(Collection entries)
----

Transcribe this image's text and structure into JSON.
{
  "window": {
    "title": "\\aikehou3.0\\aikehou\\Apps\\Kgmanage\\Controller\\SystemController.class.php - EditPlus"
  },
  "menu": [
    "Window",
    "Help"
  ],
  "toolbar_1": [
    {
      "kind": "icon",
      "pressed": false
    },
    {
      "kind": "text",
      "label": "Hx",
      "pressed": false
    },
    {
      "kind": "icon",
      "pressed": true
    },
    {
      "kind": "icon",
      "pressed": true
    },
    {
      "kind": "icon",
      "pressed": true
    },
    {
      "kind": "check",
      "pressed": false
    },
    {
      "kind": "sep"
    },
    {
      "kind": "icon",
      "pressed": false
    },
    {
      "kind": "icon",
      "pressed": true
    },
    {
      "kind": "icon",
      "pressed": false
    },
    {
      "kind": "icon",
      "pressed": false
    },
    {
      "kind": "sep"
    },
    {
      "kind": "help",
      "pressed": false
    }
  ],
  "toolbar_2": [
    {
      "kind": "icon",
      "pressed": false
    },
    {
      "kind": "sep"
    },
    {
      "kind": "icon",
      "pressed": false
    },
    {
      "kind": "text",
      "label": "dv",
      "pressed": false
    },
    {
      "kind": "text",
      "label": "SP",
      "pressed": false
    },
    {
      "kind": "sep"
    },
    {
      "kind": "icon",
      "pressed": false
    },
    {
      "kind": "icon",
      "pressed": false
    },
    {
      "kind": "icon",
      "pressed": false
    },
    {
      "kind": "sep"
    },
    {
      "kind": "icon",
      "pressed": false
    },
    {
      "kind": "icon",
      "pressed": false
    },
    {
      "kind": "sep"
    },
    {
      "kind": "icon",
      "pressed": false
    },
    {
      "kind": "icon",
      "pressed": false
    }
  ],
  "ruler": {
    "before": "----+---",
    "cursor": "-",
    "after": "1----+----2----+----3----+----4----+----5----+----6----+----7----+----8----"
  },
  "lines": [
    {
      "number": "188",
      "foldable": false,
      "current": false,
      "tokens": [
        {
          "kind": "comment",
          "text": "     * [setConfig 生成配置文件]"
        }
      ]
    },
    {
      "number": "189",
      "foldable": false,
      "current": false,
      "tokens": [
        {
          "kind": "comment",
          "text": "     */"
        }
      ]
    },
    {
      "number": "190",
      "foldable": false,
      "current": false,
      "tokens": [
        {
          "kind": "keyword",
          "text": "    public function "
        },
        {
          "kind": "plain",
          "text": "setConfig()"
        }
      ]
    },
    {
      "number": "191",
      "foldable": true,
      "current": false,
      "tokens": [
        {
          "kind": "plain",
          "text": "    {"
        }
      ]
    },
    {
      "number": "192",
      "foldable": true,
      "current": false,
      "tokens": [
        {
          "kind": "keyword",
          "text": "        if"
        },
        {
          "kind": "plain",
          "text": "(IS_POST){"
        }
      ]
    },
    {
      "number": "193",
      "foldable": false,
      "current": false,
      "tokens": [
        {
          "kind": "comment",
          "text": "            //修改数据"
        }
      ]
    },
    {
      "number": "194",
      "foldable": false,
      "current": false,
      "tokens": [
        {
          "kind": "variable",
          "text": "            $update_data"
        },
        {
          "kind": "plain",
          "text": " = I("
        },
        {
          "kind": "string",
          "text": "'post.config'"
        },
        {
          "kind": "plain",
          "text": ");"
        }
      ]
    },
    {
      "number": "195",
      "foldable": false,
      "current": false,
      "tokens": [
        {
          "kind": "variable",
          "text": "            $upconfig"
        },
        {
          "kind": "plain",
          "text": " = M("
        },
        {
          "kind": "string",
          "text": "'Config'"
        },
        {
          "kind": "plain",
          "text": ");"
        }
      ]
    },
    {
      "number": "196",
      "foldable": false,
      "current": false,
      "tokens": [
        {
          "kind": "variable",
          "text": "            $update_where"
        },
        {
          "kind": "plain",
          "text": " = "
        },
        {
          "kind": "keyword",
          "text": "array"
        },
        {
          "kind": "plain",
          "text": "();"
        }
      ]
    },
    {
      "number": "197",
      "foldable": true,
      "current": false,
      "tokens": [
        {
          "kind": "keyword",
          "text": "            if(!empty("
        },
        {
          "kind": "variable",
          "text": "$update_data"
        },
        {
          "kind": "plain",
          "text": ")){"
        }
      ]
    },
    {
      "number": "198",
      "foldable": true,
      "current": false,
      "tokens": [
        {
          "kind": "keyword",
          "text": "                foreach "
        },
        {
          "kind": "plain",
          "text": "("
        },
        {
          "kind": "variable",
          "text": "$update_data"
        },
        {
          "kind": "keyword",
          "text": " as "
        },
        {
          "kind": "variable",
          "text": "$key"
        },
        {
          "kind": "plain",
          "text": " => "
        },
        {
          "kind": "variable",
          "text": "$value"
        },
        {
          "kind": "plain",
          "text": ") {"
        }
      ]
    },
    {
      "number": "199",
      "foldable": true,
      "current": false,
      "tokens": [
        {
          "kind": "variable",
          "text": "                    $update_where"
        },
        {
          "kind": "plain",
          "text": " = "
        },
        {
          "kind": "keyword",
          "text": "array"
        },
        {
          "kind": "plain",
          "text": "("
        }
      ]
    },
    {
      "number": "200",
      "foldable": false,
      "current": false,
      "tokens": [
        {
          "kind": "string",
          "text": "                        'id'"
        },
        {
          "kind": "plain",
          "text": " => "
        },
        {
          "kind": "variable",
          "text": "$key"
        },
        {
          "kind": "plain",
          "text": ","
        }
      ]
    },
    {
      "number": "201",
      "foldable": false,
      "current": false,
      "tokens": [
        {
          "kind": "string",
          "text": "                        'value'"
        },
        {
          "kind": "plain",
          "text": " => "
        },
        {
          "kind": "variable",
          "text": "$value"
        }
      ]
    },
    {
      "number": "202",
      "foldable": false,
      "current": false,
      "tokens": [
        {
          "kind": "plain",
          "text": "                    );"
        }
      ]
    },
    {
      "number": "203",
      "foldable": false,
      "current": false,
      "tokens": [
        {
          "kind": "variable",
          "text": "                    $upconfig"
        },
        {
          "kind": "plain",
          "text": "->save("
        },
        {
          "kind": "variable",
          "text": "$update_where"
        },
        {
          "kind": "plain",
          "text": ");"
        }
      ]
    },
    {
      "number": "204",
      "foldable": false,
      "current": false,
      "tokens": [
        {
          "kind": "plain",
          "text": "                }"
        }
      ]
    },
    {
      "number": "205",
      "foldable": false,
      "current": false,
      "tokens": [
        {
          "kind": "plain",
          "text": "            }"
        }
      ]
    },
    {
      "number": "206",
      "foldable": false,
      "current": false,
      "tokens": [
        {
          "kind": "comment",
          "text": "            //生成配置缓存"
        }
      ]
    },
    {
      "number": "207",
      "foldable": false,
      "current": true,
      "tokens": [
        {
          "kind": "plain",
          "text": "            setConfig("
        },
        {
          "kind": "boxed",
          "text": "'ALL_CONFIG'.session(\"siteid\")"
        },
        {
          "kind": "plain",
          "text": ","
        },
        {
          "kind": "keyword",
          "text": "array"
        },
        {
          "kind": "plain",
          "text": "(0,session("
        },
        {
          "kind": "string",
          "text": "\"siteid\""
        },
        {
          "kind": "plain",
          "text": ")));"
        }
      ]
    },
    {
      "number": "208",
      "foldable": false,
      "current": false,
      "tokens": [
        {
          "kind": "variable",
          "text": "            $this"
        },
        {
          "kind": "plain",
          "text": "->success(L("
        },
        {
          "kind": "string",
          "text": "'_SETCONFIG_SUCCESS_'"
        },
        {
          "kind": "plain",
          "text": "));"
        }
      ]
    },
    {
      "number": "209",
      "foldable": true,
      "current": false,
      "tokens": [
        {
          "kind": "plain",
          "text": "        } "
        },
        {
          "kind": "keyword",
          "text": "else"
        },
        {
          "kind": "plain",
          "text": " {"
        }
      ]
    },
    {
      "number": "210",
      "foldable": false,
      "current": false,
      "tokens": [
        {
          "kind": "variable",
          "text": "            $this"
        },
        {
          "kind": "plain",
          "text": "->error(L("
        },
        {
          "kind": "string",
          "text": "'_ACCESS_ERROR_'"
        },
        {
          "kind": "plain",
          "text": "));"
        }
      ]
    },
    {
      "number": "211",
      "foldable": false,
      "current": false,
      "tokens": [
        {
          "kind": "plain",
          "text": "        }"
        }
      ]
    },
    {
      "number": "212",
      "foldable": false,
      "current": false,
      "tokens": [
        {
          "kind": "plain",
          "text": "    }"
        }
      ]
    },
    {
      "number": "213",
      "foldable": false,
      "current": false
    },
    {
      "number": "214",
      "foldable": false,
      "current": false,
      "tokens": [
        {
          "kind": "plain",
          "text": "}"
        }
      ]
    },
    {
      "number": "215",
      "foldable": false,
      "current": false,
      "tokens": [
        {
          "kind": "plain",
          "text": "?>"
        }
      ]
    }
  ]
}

----

Copy every line of the entries above in which "session" occurs.

• [Full response]
          "text": "'ALL_CONFIG'.session(\"siteid\")"
          "text": "(0,session("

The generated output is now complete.